Set down the full listing exactly as given. Any pictures are to be left out.
START
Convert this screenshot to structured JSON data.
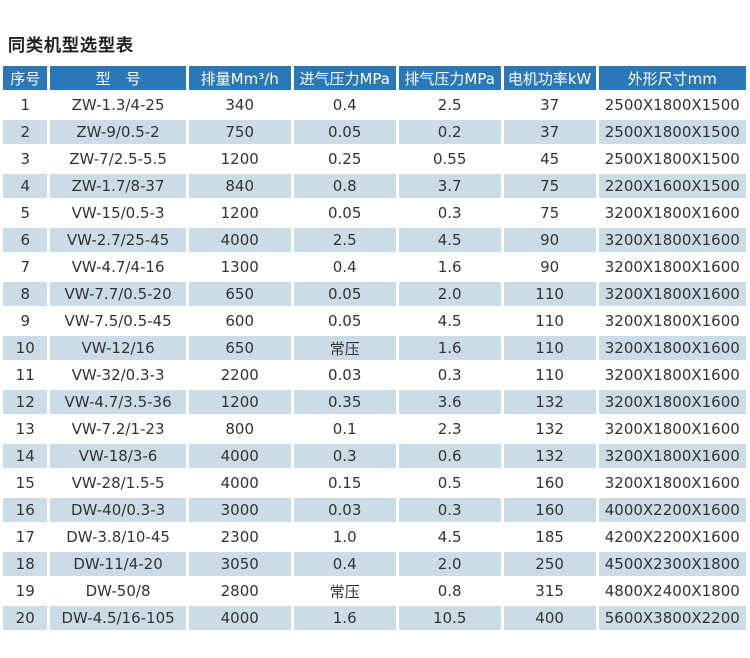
{
  "page_title": "同类机型选型表",
  "colors": {
    "header_bg": "#2b78b9",
    "header_text": "#ffffff",
    "row_shaded_bg": "#ccdce6",
    "row_plain_bg": "#ffffff",
    "body_text": "#333333"
  },
  "chart_data": {
    "type": "table",
    "title": "同类机型选型表",
    "columns": [
      "序号",
      "型　号",
      "排量Mm³/h",
      "进气压力MPa",
      "排气压力MPa",
      "电机功率kW",
      "外形尺寸mm"
    ],
    "rows": [
      [
        "1",
        "ZW-1.3/4-25",
        "340",
        "0.4",
        "2.5",
        "37",
        "2500X1800X1500"
      ],
      [
        "2",
        "ZW-9/0.5-2",
        "750",
        "0.05",
        "0.2",
        "37",
        "2500X1800X1500"
      ],
      [
        "3",
        "ZW-7/2.5-5.5",
        "1200",
        "0.25",
        "0.55",
        "45",
        "2500X1800X1500"
      ],
      [
        "4",
        "ZW-1.7/8-37",
        "840",
        "0.8",
        "3.7",
        "75",
        "2200X1600X1500"
      ],
      [
        "5",
        "VW-15/0.5-3",
        "1200",
        "0.05",
        "0.3",
        "75",
        "3200X1800X1600"
      ],
      [
        "6",
        "VW-2.7/25-45",
        "4000",
        "2.5",
        "4.5",
        "90",
        "3200X1800X1600"
      ],
      [
        "7",
        "VW-4.7/4-16",
        "1300",
        "0.4",
        "1.6",
        "90",
        "3200X1800X1600"
      ],
      [
        "8",
        "VW-7.7/0.5-20",
        "650",
        "0.05",
        "2.0",
        "110",
        "3200X1800X1600"
      ],
      [
        "9",
        "VW-7.5/0.5-45",
        "600",
        "0.05",
        "4.5",
        "110",
        "3200X1800X1600"
      ],
      [
        "10",
        "VW-12/16",
        "650",
        "常压",
        "1.6",
        "110",
        "3200X1800X1600"
      ],
      [
        "11",
        "VW-32/0.3-3",
        "2200",
        "0.03",
        "0.3",
        "110",
        "3200X1800X1600"
      ],
      [
        "12",
        "VW-4.7/3.5-36",
        "1200",
        "0.35",
        "3.6",
        "132",
        "3200X1800X1600"
      ],
      [
        "13",
        "VW-7.2/1-23",
        "800",
        "0.1",
        "2.3",
        "132",
        "3200X1800X1600"
      ],
      [
        "14",
        "VW-18/3-6",
        "4000",
        "0.3",
        "0.6",
        "132",
        "3200X1800X1600"
      ],
      [
        "15",
        "VW-28/1.5-5",
        "4000",
        "0.15",
        "0.5",
        "160",
        "3200X1800X1600"
      ],
      [
        "16",
        "DW-40/0.3-3",
        "3000",
        "0.03",
        "0.3",
        "160",
        "4000X2200X1600"
      ],
      [
        "17",
        "DW-3.8/10-45",
        "2300",
        "1.0",
        "4.5",
        "185",
        "4200X2200X1600"
      ],
      [
        "18",
        "DW-11/4-20",
        "3050",
        "0.4",
        "2.0",
        "250",
        "4500X2300X1800"
      ],
      [
        "19",
        "DW-50/8",
        "2800",
        "常压",
        "0.8",
        "315",
        "4800X2400X1800"
      ],
      [
        "20",
        "DW-4.5/16-105",
        "4000",
        "1.6",
        "10.5",
        "400",
        "5600X3800X2200"
      ]
    ]
  }
}
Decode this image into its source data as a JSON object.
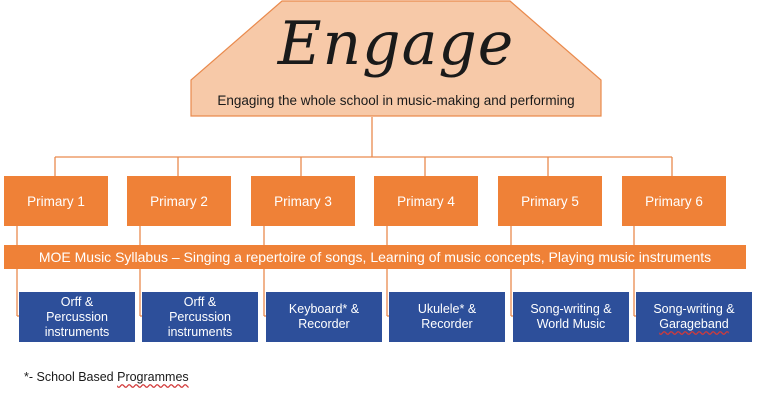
{
  "title": "Engage",
  "subtitle": "Engaging the whole school in music-making and performing",
  "grades": [
    "Primary 1",
    "Primary 2",
    "Primary 3",
    "Primary 4",
    "Primary 5",
    "Primary 6"
  ],
  "syllabus": "MOE Music Syllabus – Singing a repertoire of songs, Learning of music concepts, Playing music instruments",
  "programs": [
    {
      "line1": "Orff &",
      "line2": "Percussion",
      "line3": "instruments"
    },
    {
      "line1": "Orff &",
      "line2": "Percussion",
      "line3": "instruments"
    },
    {
      "line1": "Keyboard* &",
      "line2": "Recorder",
      "line3": ""
    },
    {
      "line1": "Ukulele* &",
      "line2": "Recorder",
      "line3": ""
    },
    {
      "line1": "Song-writing &",
      "line2": "World Music",
      "line3": ""
    },
    {
      "line1": "Song-writing &",
      "line2": "Garageband",
      "line3": ""
    }
  ],
  "footnote": {
    "prefix": "*- School Based ",
    "word": "Programmes"
  },
  "colors": {
    "orange": "#ef8137",
    "header_fill": "#f7c9a8",
    "blue": "#2d4f9a",
    "connector": "#e98a4d"
  }
}
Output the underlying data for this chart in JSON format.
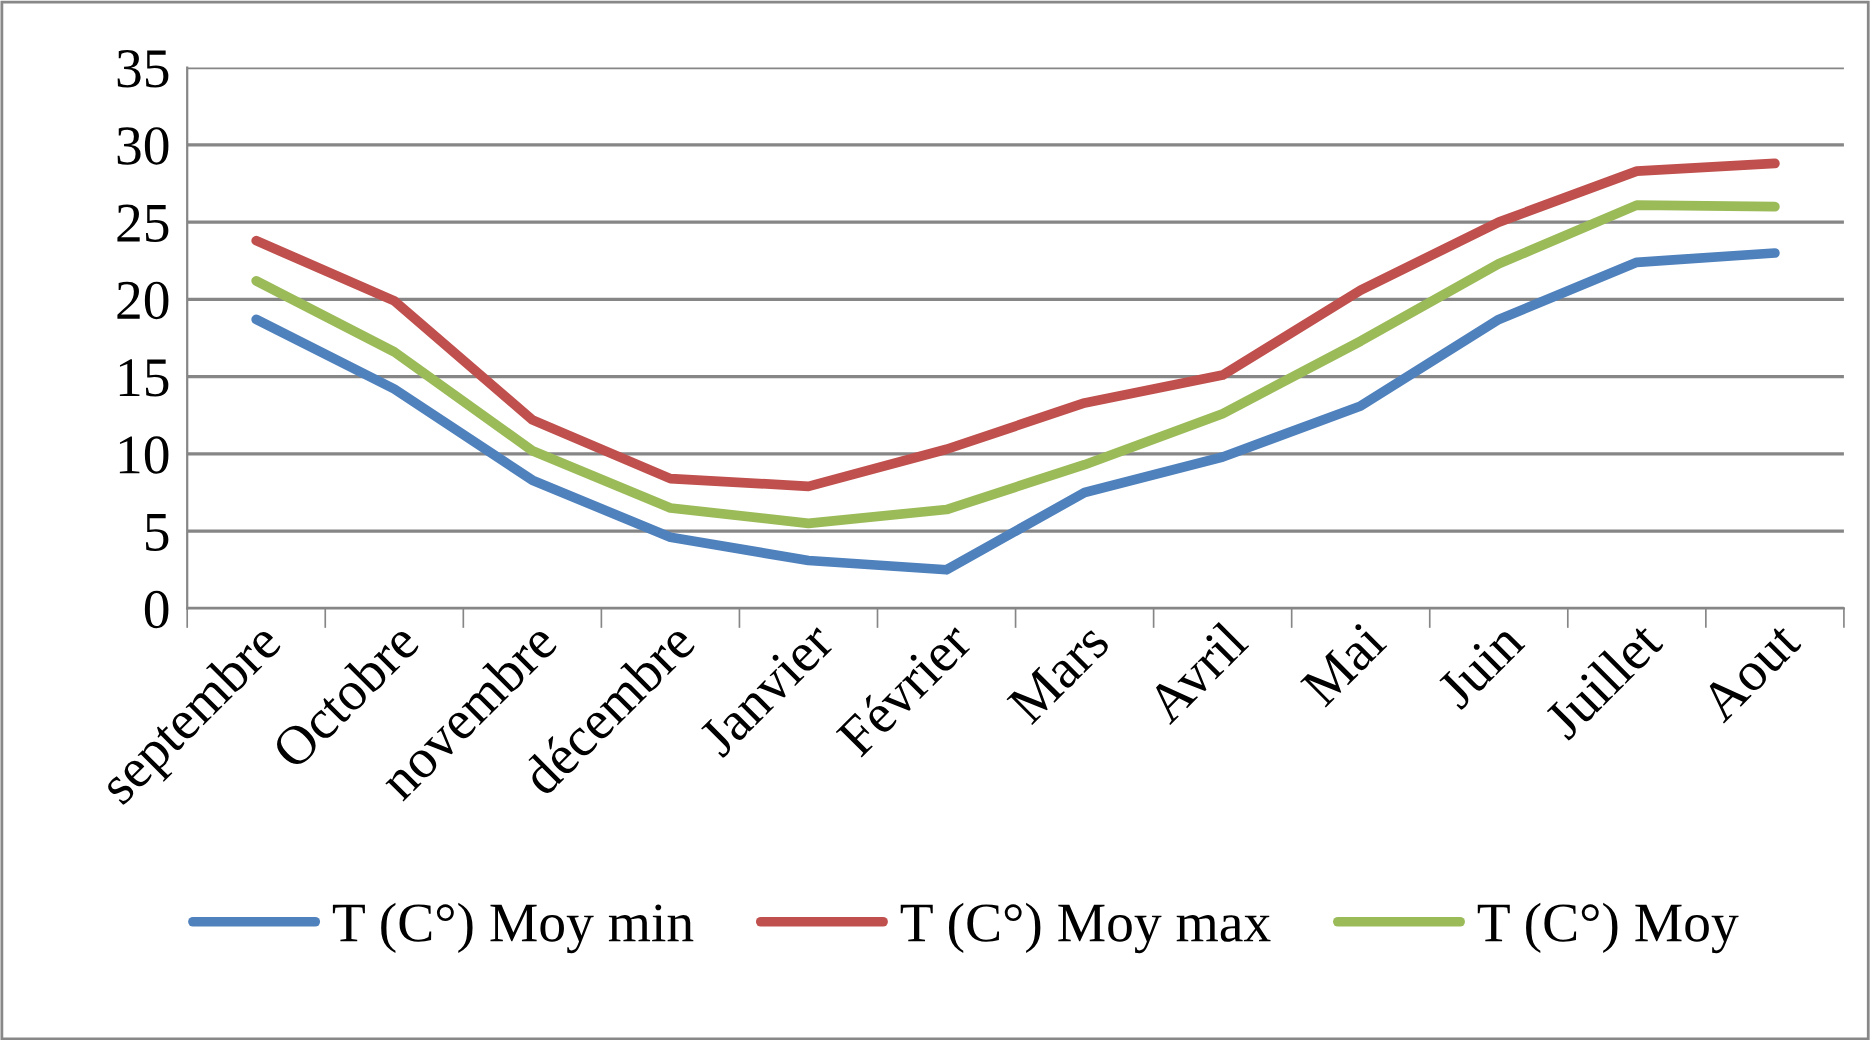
{
  "chart_data": {
    "type": "line",
    "categories": [
      "septembre",
      "Octobre",
      "novembre",
      "décembre",
      "Janvier",
      "Février",
      "Mars",
      "Avril",
      "Mai",
      "Juin",
      "Juillet",
      "Aout"
    ],
    "series": [
      {
        "name": "T (C°) Moy min",
        "color": "#4f81bd",
        "values": [
          18.7,
          14.2,
          8.3,
          4.6,
          3.1,
          2.5,
          7.5,
          9.8,
          13.1,
          18.7,
          22.4,
          23.0
        ]
      },
      {
        "name": "T (C°) Moy max",
        "color": "#c0504d",
        "values": [
          23.8,
          19.9,
          12.2,
          8.4,
          7.9,
          10.3,
          13.3,
          15.1,
          20.6,
          25.0,
          28.3,
          28.8
        ]
      },
      {
        "name": "T (C°) Moy",
        "color": "#9bbb59",
        "values": [
          21.2,
          16.6,
          10.2,
          6.5,
          5.5,
          6.4,
          9.3,
          12.6,
          17.3,
          22.3,
          26.1,
          26.0
        ]
      }
    ],
    "ylim": [
      0,
      35
    ],
    "yticks": [
      0,
      5,
      10,
      15,
      20,
      25,
      30,
      35
    ],
    "grid": "y",
    "legend": "bottom",
    "marker": "none",
    "line_style": "solid"
  }
}
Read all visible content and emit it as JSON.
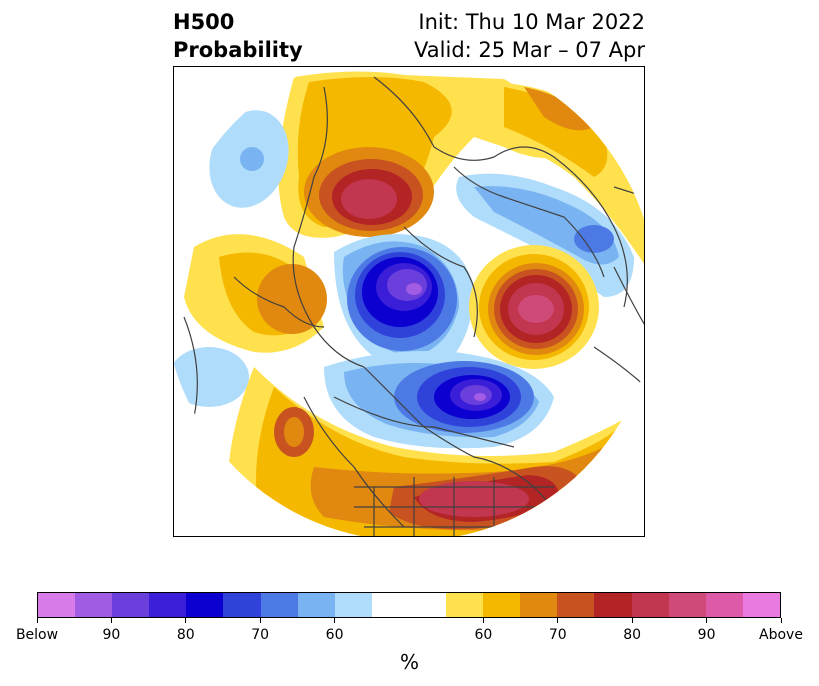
{
  "title": {
    "left_line1": "H500",
    "left_line2": "Probability",
    "right_line1": "Init: Thu 10 Mar 2022",
    "right_line2": "Valid: 25 Mar – 07 Apr"
  },
  "map": {
    "projection": "north-polar-stereographic",
    "background": "#ffffff",
    "coastline_color": "#404040"
  },
  "colorbar": {
    "unit": "%",
    "colors": [
      "#d77be9",
      "#a25ce3",
      "#6a3fdc",
      "#3a1ed8",
      "#0b00d0",
      "#2f42da",
      "#4d79e5",
      "#7ab3f1",
      "#aedcfa",
      "#ffffff",
      "#ffe14d",
      "#f5b800",
      "#e08810",
      "#c85320",
      "#b32424",
      "#c23650",
      "#cf4a78",
      "#dc5aa8",
      "#e87ae0"
    ],
    "tick_labels": [
      "Below",
      "90",
      "80",
      "70",
      "60",
      "60",
      "70",
      "80",
      "90",
      "Above"
    ]
  }
}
END
> ANSWER FOR THE TASK
Convert this screenshot to structured JSON data.
{
  "page_title": "同类机型选型表",
  "colors": {
    "header_bg": "#2b78b9",
    "header_text": "#ffffff",
    "row_shaded_bg": "#ccdce6",
    "row_plain_bg": "#ffffff",
    "body_text": "#333333"
  },
  "chart_data": {
    "type": "table",
    "title": "同类机型选型表",
    "columns": [
      "序号",
      "型　号",
      "排量Mm³/h",
      "进气压力MPa",
      "排气压力MPa",
      "电机功率kW",
      "外形尺寸mm"
    ],
    "rows": [
      [
        "1",
        "ZW-1.3/4-25",
        "340",
        "0.4",
        "2.5",
        "37",
        "2500X1800X1500"
      ],
      [
        "2",
        "ZW-9/0.5-2",
        "750",
        "0.05",
        "0.2",
        "37",
        "2500X1800X1500"
      ],
      [
        "3",
        "ZW-7/2.5-5.5",
        "1200",
        "0.25",
        "0.55",
        "45",
        "2500X1800X1500"
      ],
      [
        "4",
        "ZW-1.7/8-37",
        "840",
        "0.8",
        "3.7",
        "75",
        "2200X1600X1500"
      ],
      [
        "5",
        "VW-15/0.5-3",
        "1200",
        "0.05",
        "0.3",
        "75",
        "3200X1800X1600"
      ],
      [
        "6",
        "VW-2.7/25-45",
        "4000",
        "2.5",
        "4.5",
        "90",
        "3200X1800X1600"
      ],
      [
        "7",
        "VW-4.7/4-16",
        "1300",
        "0.4",
        "1.6",
        "90",
        "3200X1800X1600"
      ],
      [
        "8",
        "VW-7.7/0.5-20",
        "650",
        "0.05",
        "2.0",
        "110",
        "3200X1800X1600"
      ],
      [
        "9",
        "VW-7.5/0.5-45",
        "600",
        "0.05",
        "4.5",
        "110",
        "3200X1800X1600"
      ],
      [
        "10",
        "VW-12/16",
        "650",
        "常压",
        "1.6",
        "110",
        "3200X1800X1600"
      ],
      [
        "11",
        "VW-32/0.3-3",
        "2200",
        "0.03",
        "0.3",
        "110",
        "3200X1800X1600"
      ],
      [
        "12",
        "VW-4.7/3.5-36",
        "1200",
        "0.35",
        "3.6",
        "132",
        "3200X1800X1600"
      ],
      [
        "13",
        "VW-7.2/1-23",
        "800",
        "0.1",
        "2.3",
        "132",
        "3200X1800X1600"
      ],
      [
        "14",
        "VW-18/3-6",
        "4000",
        "0.3",
        "0.6",
        "132",
        "3200X1800X1600"
      ],
      [
        "15",
        "VW-28/1.5-5",
        "4000",
        "0.15",
        "0.5",
        "160",
        "3200X1800X1600"
      ],
      [
        "16",
        "DW-40/0.3-3",
        "3000",
        "0.03",
        "0.3",
        "160",
        "4000X2200X1600"
      ],
      [
        "17",
        "DW-3.8/10-45",
        "2300",
        "1.0",
        "4.5",
        "185",
        "4200X2200X1600"
      ],
      [
        "18",
        "DW-11/4-20",
        "3050",
        "0.4",
        "2.0",
        "250",
        "4500X2300X1800"
      ],
      [
        "19",
        "DW-50/8",
        "2800",
        "常压",
        "0.8",
        "315",
        "4800X2400X1800"
      ],
      [
        "20",
        "DW-4.5/16-105",
        "4000",
        "1.6",
        "10.5",
        "400",
        "5600X3800X2200"
      ]
    ]
  }
}
Decode this image into its source data as a JSON object.
{
  "title": "Engage",
  "subtitle": "Engaging the whole school in music-making and performing",
  "grades": [
    "Primary 1",
    "Primary 2",
    "Primary 3",
    "Primary 4",
    "Primary 5",
    "Primary 6"
  ],
  "syllabus": "MOE Music Syllabus – Singing a repertoire of songs, Learning of music concepts, Playing music instruments",
  "programs": [
    {
      "line1": "Orff &",
      "line2": "Percussion",
      "line3": "instruments"
    },
    {
      "line1": "Orff &",
      "line2": "Percussion",
      "line3": "instruments"
    },
    {
      "line1": "Keyboard* &",
      "line2": "Recorder",
      "line3": ""
    },
    {
      "line1": "Ukulele* &",
      "line2": "Recorder",
      "line3": ""
    },
    {
      "line1": "Song-writing &",
      "line2": "World Music",
      "line3": ""
    },
    {
      "line1": "Song-writing &",
      "line2": "Garageband",
      "line3": ""
    }
  ],
  "footnote": {
    "prefix": "*- School Based ",
    "word": "Programmes"
  },
  "colors": {
    "orange": "#ef8137",
    "header_fill": "#f7c9a8",
    "blue": "#2d4f9a",
    "connector": "#e98a4d"
  }
}
Output the underlying data for this chart in JSON format.
{
  "chart_data": {
    "type": "line",
    "categories": [
      "septembre",
      "Octobre",
      "novembre",
      "décembre",
      "Janvier",
      "Février",
      "Mars",
      "Avril",
      "Mai",
      "Juin",
      "Juillet",
      "Aout"
    ],
    "series": [
      {
        "name": "T (C°) Moy min",
        "color": "#4f81bd",
        "values": [
          18.7,
          14.2,
          8.3,
          4.6,
          3.1,
          2.5,
          7.5,
          9.8,
          13.1,
          18.7,
          22.4,
          23.0
        ]
      },
      {
        "name": "T (C°) Moy max",
        "color": "#c0504d",
        "values": [
          23.8,
          19.9,
          12.2,
          8.4,
          7.9,
          10.3,
          13.3,
          15.1,
          20.6,
          25.0,
          28.3,
          28.8
        ]
      },
      {
        "name": "T (C°) Moy",
        "color": "#9bbb59",
        "values": [
          21.2,
          16.6,
          10.2,
          6.5,
          5.5,
          6.4,
          9.3,
          12.6,
          17.3,
          22.3,
          26.1,
          26.0
        ]
      }
    ],
    "ylim": [
      0,
      35
    ],
    "yticks": [
      0,
      5,
      10,
      15,
      20,
      25,
      30,
      35
    ],
    "grid": "y",
    "legend": "bottom",
    "marker": "none",
    "line_style": "solid"
  }
}
Read all visible content and emit it as JSON.
{
  "title": {
    "left_line1": "H500",
    "left_line2": "Probability",
    "right_line1": "Init: Thu 10 Mar 2022",
    "right_line2": "Valid: 25 Mar – 07 Apr"
  },
  "map": {
    "projection": "north-polar-stereographic",
    "background": "#ffffff",
    "coastline_color": "#404040"
  },
  "colorbar": {
    "unit": "%",
    "colors": [
      "#d77be9",
      "#a25ce3",
      "#6a3fdc",
      "#3a1ed8",
      "#0b00d0",
      "#2f42da",
      "#4d79e5",
      "#7ab3f1",
      "#aedcfa",
      "#ffffff",
      "#ffe14d",
      "#f5b800",
      "#e08810",
      "#c85320",
      "#b32424",
      "#c23650",
      "#cf4a78",
      "#dc5aa8",
      "#e87ae0"
    ],
    "tick_labels": [
      "Below",
      "90",
      "80",
      "70",
      "60",
      "60",
      "70",
      "80",
      "90",
      "Above"
    ]
  }
}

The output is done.